Dataset rows:
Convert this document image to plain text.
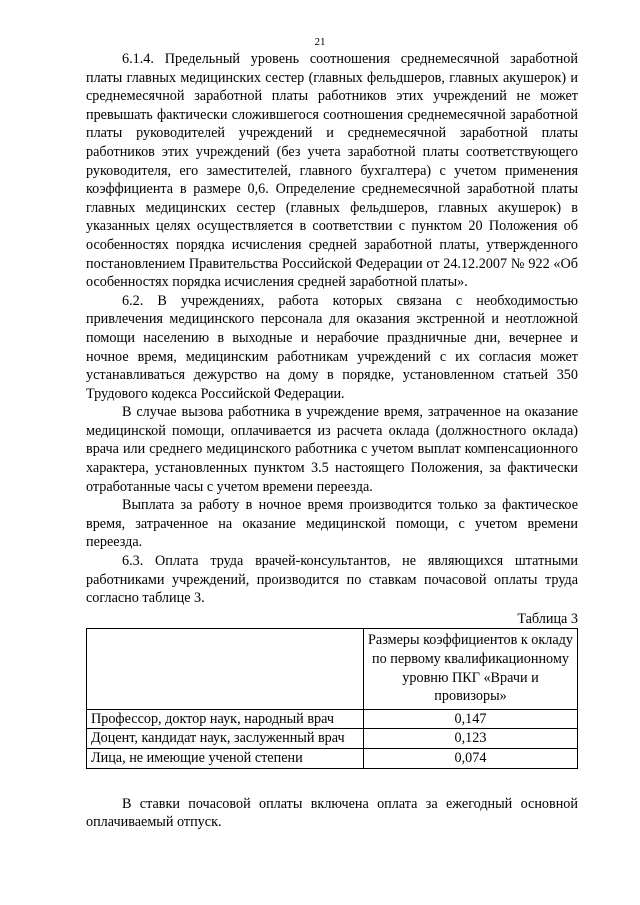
21

6.1.4. Предельный уровень соотношения среднемесячной заработной платы главных медицинских сестер (главных фельдшеров, главных акушерок) и среднемесячной заработной платы работников этих учреждений не может превышать фактически сложившегося соотношения среднемесячной заработной платы руководителей учреждений и среднемесячной заработной платы работников этих учреждений (без учета заработной платы соответствующего руководителя, его заместителей, главного бухгалтера) с учетом применения коэффициента в размере 0,6. Определение среднемесячной заработной платы главных медицинских сестер (главных фельдшеров, главных акушерок) в указанных целях осуществляется в соответствии с пунктом 20 Положения об особенностях порядка исчисления средней заработной платы, утвержденного постановлением Правительства Российской Федерации от 24.12.2007 № 922 «Об особенностях порядка исчисления средней заработной платы».

6.2. В учреждениях, работа которых связана с необходимостью привлечения медицинского персонала для оказания экстренной и неотложной помощи населению в выходные и нерабочие праздничные дни, вечернее и ночное время, медицинским работникам учреждений с их согласия может устанавливаться дежурство на дому в порядке, установленном статьей 350 Трудового кодекса Российской Федерации.

В случае вызова работника в учреждение время, затраченное на оказание медицинской помощи, оплачивается из расчета оклада (должностного оклада) врача или среднего медицинского работника с учетом выплат компенсационного характера, установленных пунктом 3.5 настоящего Положения, за фактически отработанные часы с учетом времени переезда.

Выплата за работу в ночное время производится только за фактическое время, затраченное на оказание медицинской помощи, с учетом времени переезда.

6.3. Оплата труда врачей-консультантов, не являющихся штатными работниками учреждений, производится по ставкам почасовой оплаты труда согласно таблице 3.

Таблица 3
	Размеры коэффициентов к окладу по первому квалификационному уровню ПКГ «Врачи и провизоры»
Профессор, доктор наук, народный врач	0,147
Доцент, кандидат наук, заслуженный врач	0,123
Лица, не имеющие ученой степени	0,074

В ставки почасовой оплаты включена оплата за ежегодный основной оплачиваемый отпуск.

Brief: Take every line from the records above that has the word "затраченное" and copy it.

Output for this task:
В случае вызова работника в учреждение время, затраченное на оказание медицинской помощи, оплачивается из расчета оклада (должностного оклада) врача или среднего медицинского работника с учетом выплат компенсационного характера, установленных пунктом 3.5 настоящего Положения, за фактически отработанные часы с учетом времени переезда.
Выплата за работу в ночное время производится только за фактическое время, затраченное на оказание медицинской помощи, с учетом времени переезда.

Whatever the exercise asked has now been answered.